| WHAT TO WORK ON |
Your task is to extract every line from the material below exactly.
• • • • •
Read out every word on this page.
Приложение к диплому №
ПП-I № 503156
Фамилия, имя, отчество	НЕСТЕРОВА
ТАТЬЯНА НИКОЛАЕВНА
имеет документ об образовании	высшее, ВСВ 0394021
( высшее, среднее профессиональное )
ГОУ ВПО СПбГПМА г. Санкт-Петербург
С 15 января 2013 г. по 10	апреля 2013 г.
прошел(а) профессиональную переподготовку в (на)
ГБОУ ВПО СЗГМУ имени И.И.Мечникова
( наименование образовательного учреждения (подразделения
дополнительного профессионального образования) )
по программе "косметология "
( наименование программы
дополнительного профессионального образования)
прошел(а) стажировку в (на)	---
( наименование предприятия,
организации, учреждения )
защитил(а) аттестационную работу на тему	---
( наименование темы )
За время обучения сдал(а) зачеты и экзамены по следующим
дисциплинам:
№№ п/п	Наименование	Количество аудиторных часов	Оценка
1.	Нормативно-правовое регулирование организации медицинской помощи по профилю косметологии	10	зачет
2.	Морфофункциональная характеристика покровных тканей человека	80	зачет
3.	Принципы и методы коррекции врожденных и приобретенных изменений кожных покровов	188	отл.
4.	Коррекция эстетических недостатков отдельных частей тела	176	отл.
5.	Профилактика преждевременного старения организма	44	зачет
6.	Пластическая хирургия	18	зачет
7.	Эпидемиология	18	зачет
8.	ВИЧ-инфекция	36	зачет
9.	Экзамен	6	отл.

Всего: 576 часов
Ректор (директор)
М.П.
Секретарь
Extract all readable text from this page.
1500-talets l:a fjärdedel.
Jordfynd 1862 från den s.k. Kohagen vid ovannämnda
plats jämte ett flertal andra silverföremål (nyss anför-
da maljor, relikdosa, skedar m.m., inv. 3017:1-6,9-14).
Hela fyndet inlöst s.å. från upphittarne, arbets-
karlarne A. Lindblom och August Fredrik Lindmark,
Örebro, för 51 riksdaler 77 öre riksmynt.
• • • • •
| ANSWER TO THIS PROBLEM |
Read out every word on this page.
Приложение к диплому №
ПП-I № 503156
Фамилия, имя, отчество	НЕСТЕРОВА
ТАТЬЯНА НИКОЛАЕВНА
имеет документ об образовании	высшее, ВСВ 0394021
( высшее, среднее профессиональное )
ГОУ ВПО СПбГПМА г. Санкт-Петербург
С 15 января 2013 г. по 10	апреля 2013 г.
прошел(а) профессиональную переподготовку в (на)
ГБОУ ВПО СЗГМУ имени И.И.Мечникова
( наименование образовательного учреждения (подразделения
дополнительного профессионального образования) )
по программе "косметология "
( наименование программы
дополнительного профессионального образования)
прошел(а) стажировку в (на)	---
( наименование предприятия,
организации, учреждения )
защитил(а) аттестационную работу на тему	---
( наименование темы )
За время обучения сдал(а) зачеты и экзамены по следующим
дисциплинам:
№№ п/п	Наименование	Количество аудиторных часов	Оценка
1.	Нормативно-правовое регулирование организации медицинской помощи по профилю косметологии	10	зачет
2.	Морфофункциональная характеристика покровных тканей человека	80	зачет
3.	Принципы и методы коррекции врожденных и приобретенных изменений кожных покровов	188	отл.
4.	Коррекция эстетических недостатков отдельных частей тела	176	отл.
5.	Профилактика преждевременного старения организма	44	зачет
6.	Пластическая хирургия	18	зачет
7.	Эпидемиология	18	зачет
8.	ВИЧ-инфекция	36	зачет
9.	Экзамен	6	отл.

Всего: 576 часов
Ректор (директор)
М.П.
Секретарь
Extract all readable text from this page.
1500-talets l:a fjärdedel.
Jordfynd 1862 från den s.k. Kohagen vid ovannämnda
plats jämte ett flertal andra silverföremål (nyss anför-
da maljor, relikdosa, skedar m.m., inv. 3017:1-6,9-14).
Hela fyndet inlöst s.å. från upphittarne, arbets-
karlarne A. Lindblom och August Fredrik Lindmark,
Örebro, för 51 riksdaler 77 öre riksmynt.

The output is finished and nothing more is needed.